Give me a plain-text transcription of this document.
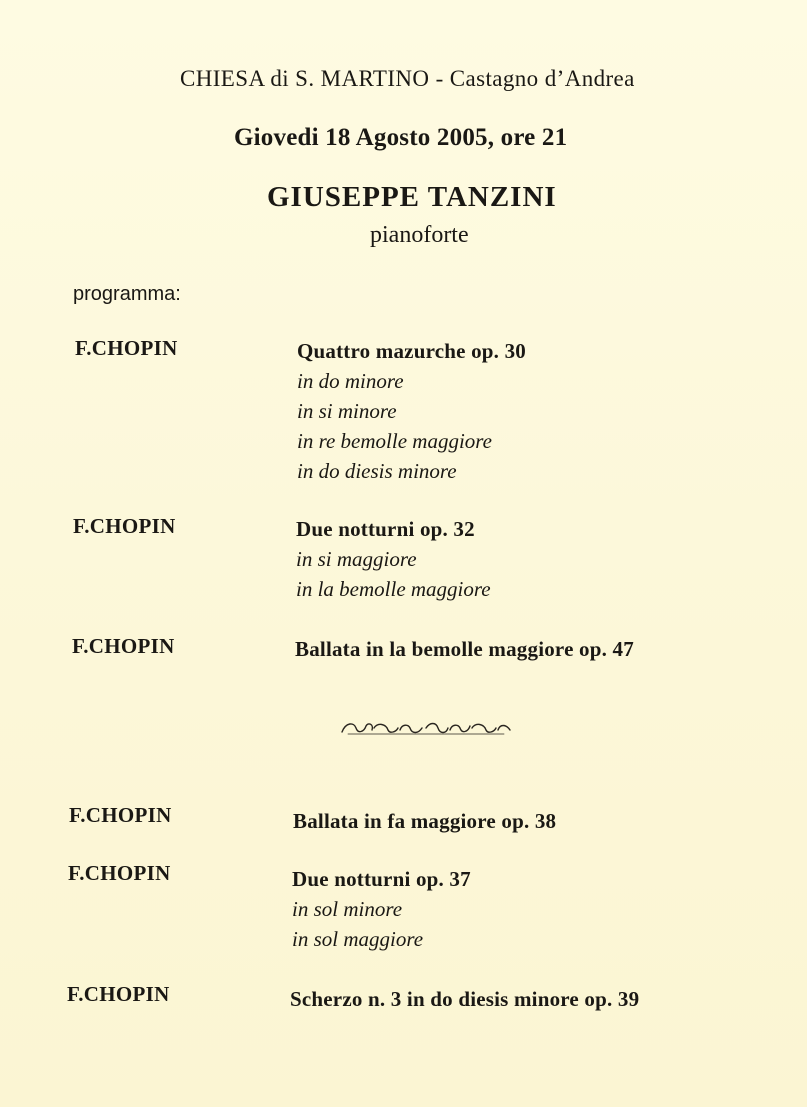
CHIESA di S. MARTINO - Castagno d’Andrea
Giovedi 18 Agosto 2005, ore 21
GIUSEPPE TANZINI
pianoforte
programma:
F.CHOPIN	Quattro mazurche op. 30
in do minore
in si minore
in re bemolle maggiore
in do diesis minore
F.CHOPIN	Due notturni op. 32
in si maggiore
in la bemolle maggiore
F.CHOPIN	Ballata in la bemolle maggiore op. 47
F.CHOPIN	Ballata in fa maggiore op. 38
F.CHOPIN	Due notturni op. 37
in sol minore
in sol maggiore
F.CHOPIN	Scherzo n. 3 in do diesis minore op. 39
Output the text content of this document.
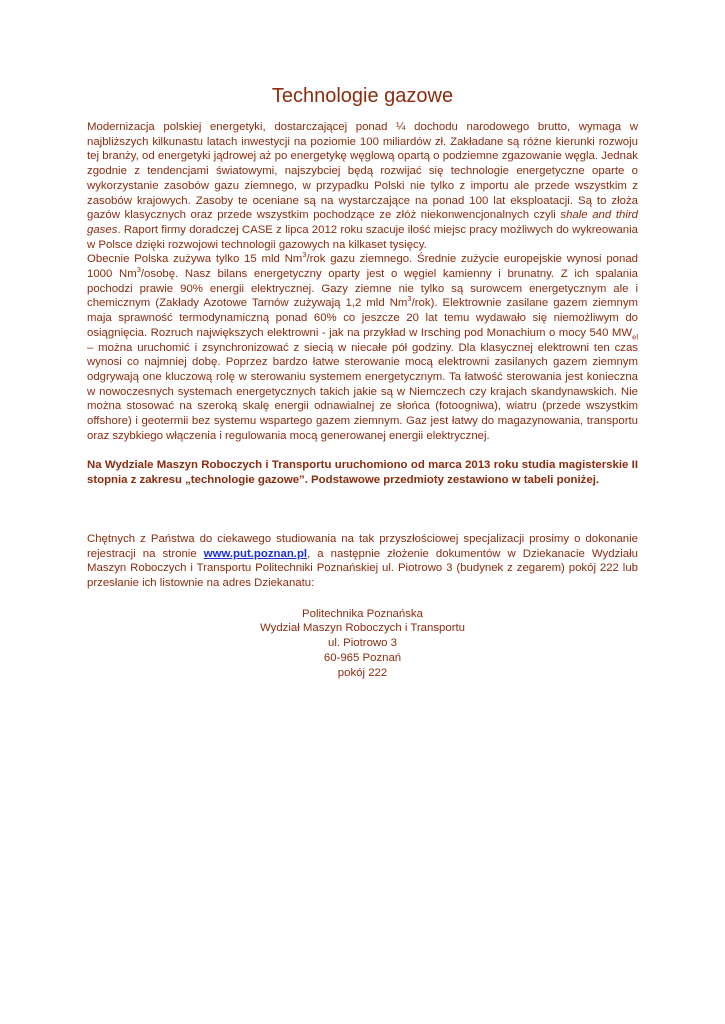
Technologie gazowe

Modernizacja polskiej energetyki, dostarczającej ponad ¼ dochodu narodowego brutto, wymaga w najbliższych kilkunastu latach inwestycji na poziomie 100 miliardów zł. Zakładane są różne kierunki rozwoju tej branży, od energetyki jądrowej aż po energetykę węglową opartą o podziemne zgazowanie węgla. Jednak zgodnie z tendencjami światowymi, najszybciej będą rozwijać się technologie energetyczne oparte o wykorzystanie zasobów gazu ziemnego, w przypadku Polski nie tylko z importu ale przede wszystkim z zasobów krajowych. Zasoby te oceniane są na wystarczające na ponad 100 lat eksploatacji. Są to złoża gazów klasycznych oraz przede wszystkim pochodzące ze złóż niekonwencjonalnych czyli shale and third gases. Raport firmy doradczej CASE z lipca 2012 roku szacuje ilość miejsc pracy możliwych do wykreowania w Polsce dzięki rozwojowi technologii gazowych na kilkaset tysięcy.

Obecnie Polska zużywa tylko 15 mld Nm$^3$/rok gazu ziemnego. Średnie zużycie europejskie wynosi ponad 1000 Nm$^3$/osobę. Nasz bilans energetyczny oparty jest o węgiel kamienny i brunatny. Z ich spalania pochodzi prawie 90% energii elektrycznej. Gazy ziemne nie tylko są surowcem energetycznym ale i chemicznym (Zakłady Azotowe Tarnów zużywają 1,2 mld Nm$^3$/rok). Elektrownie zasilane gazem ziemnym maja sprawność termodynamiczną ponad 60% co jeszcze 20 lat temu wydawało się niemożliwym do osiągnięcia. Rozruch największych elektrowni - jak na przykład w Irsching pod Monachium o mocy 540 $MW_{el}$ – można uruchomić i zsynchronizować z siecią w niecałe pół godziny. Dla klasycznej elektrowni ten czas wynosi co najmniej dobę. Poprzez bardzo łatwe sterowanie mocą elektrowni zasilanych gazem ziemnym odgrywają one kluczową rolę w sterowaniu systemem energetycznym. Ta łatwość sterowania jest konieczna w nowoczesnych systemach energetycznych takich jakie są w Niemczech czy krajach skandynawskich. Nie można stosować na szeroką skalę energii odnawialnej ze słońca (fotoogniwa), wiatru (przede wszystkim offshore) i geotermii bez systemu wspartego gazem ziemnym. Gaz jest łatwy do magazynowania, transportu oraz szybkiego włączenia i regulowania mocą generowanej energii elektrycznej.

Na Wydziale Maszyn Roboczych i Transportu uruchomiono od marca 2013 roku studia magisterskie II stopnia z zakresu „technologie gazowe”. Podstawowe przedmioty zestawiono w tabeli poniżej.

Chętnych z Państwa do ciekawego studiowania na tak przyszłościowej specjalizacji prosimy o dokonanie rejestracji na stronie www.put.poznan.pl, a następnie złożenie dokumentów w Dziekanacie Wydziału Maszyn Roboczych i Transportu Politechniki Poznańskiej ul. Piotrowo 3 (budynek z zegarem) pokój 222 lub przesłanie ich listownie na adres Dziekanatu:

Politechnika Poznańska
Wydział Maszyn Roboczych i Transportu
ul. Piotrowo 3
60-965 Poznań
pokój 222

◇ ◇ ◇

◆ **WORK REQUIRED**
Output each line exactly; omit every picture.

◆ **ANSWER IN FULL**
Give me a plain-text transcription of this document.
CHIESA di S. MARTINO - Castagno d’Andrea
Giovedi 18 Agosto 2005, ore 21
GIUSEPPE TANZINI
pianoforte
programma:
F.CHOPIN	Quattro mazurche op. 30
in do minore
in si minore
in re bemolle maggiore
in do diesis minore
F.CHOPIN	Due notturni op. 32
in si maggiore
in la bemolle maggiore
F.CHOPIN	Ballata in la bemolle maggiore op. 47
F.CHOPIN	Ballata in fa maggiore op. 38
F.CHOPIN	Due notturni op. 37
in sol minore
in sol maggiore
F.CHOPIN	Scherzo n. 3 in do diesis minore op. 39
Output the text content of this document.
Technologie gazowe

Modernizacja polskiej energetyki, dostarczającej ponad ¼ dochodu narodowego brutto, wymaga w najbliższych kilkunastu latach inwestycji na poziomie 100 miliardów zł. Zakładane są różne kierunki rozwoju tej branży, od energetyki jądrowej aż po energetykę węglową opartą o podziemne zgazowanie węgla. Jednak zgodnie z tendencjami światowymi, najszybciej będą rozwijać się technologie energetyczne oparte o wykorzystanie zasobów gazu ziemnego, w przypadku Polski nie tylko z importu ale przede wszystkim z zasobów krajowych. Zasoby te oceniane są na wystarczające na ponad 100 lat eksploatacji. Są to złoża gazów klasycznych oraz przede wszystkim pochodzące ze złóż niekonwencjonalnych czyli shale and third gases. Raport firmy doradczej CASE z lipca 2012 roku szacuje ilość miejsc pracy możliwych do wykreowania w Polsce dzięki rozwojowi technologii gazowych na kilkaset tysięcy.

Obecnie Polska zużywa tylko 15 mld Nm$^3$/rok gazu ziemnego. Średnie zużycie europejskie wynosi ponad 1000 Nm$^3$/osobę. Nasz bilans energetyczny oparty jest o węgiel kamienny i brunatny. Z ich spalania pochodzi prawie 90% energii elektrycznej. Gazy ziemne nie tylko są surowcem energetycznym ale i chemicznym (Zakłady Azotowe Tarnów zużywają 1,2 mld Nm$^3$/rok). Elektrownie zasilane gazem ziemnym maja sprawność termodynamiczną ponad 60% co jeszcze 20 lat temu wydawało się niemożliwym do osiągnięcia. Rozruch największych elektrowni - jak na przykład w Irsching pod Monachium o mocy 540 $MW_{el}$ – można uruchomić i zsynchronizować z siecią w niecałe pół godziny. Dla klasycznej elektrowni ten czas wynosi co najmniej dobę. Poprzez bardzo łatwe sterowanie mocą elektrowni zasilanych gazem ziemnym odgrywają one kluczową rolę w sterowaniu systemem energetycznym. Ta łatwość sterowania jest konieczna w nowoczesnych systemach energetycznych takich jakie są w Niemczech czy krajach skandynawskich. Nie można stosować na szeroką skalę energii odnawialnej ze słońca (fotoogniwa), wiatru (przede wszystkim offshore) i geotermii bez systemu wspartego gazem ziemnym. Gaz jest łatwy do magazynowania, transportu oraz szybkiego włączenia i regulowania mocą generowanej energii elektrycznej.

Na Wydziale Maszyn Roboczych i Transportu uruchomiono od marca 2013 roku studia magisterskie II stopnia z zakresu „technologie gazowe”. Podstawowe przedmioty zestawiono w tabeli poniżej.

Chętnych z Państwa do ciekawego studiowania na tak przyszłościowej specjalizacji prosimy o dokonanie rejestracji na stronie www.put.poznan.pl, a następnie złożenie dokumentów w Dziekanacie Wydziału Maszyn Roboczych i Transportu Politechniki Poznańskiej ul. Piotrowo 3 (budynek z zegarem) pokój 222 lub przesłanie ich listownie na adres Dziekanatu:

Politechnika Poznańska
Wydział Maszyn Roboczych i Transportu
ul. Piotrowo 3
60-965 Poznań
pokój 222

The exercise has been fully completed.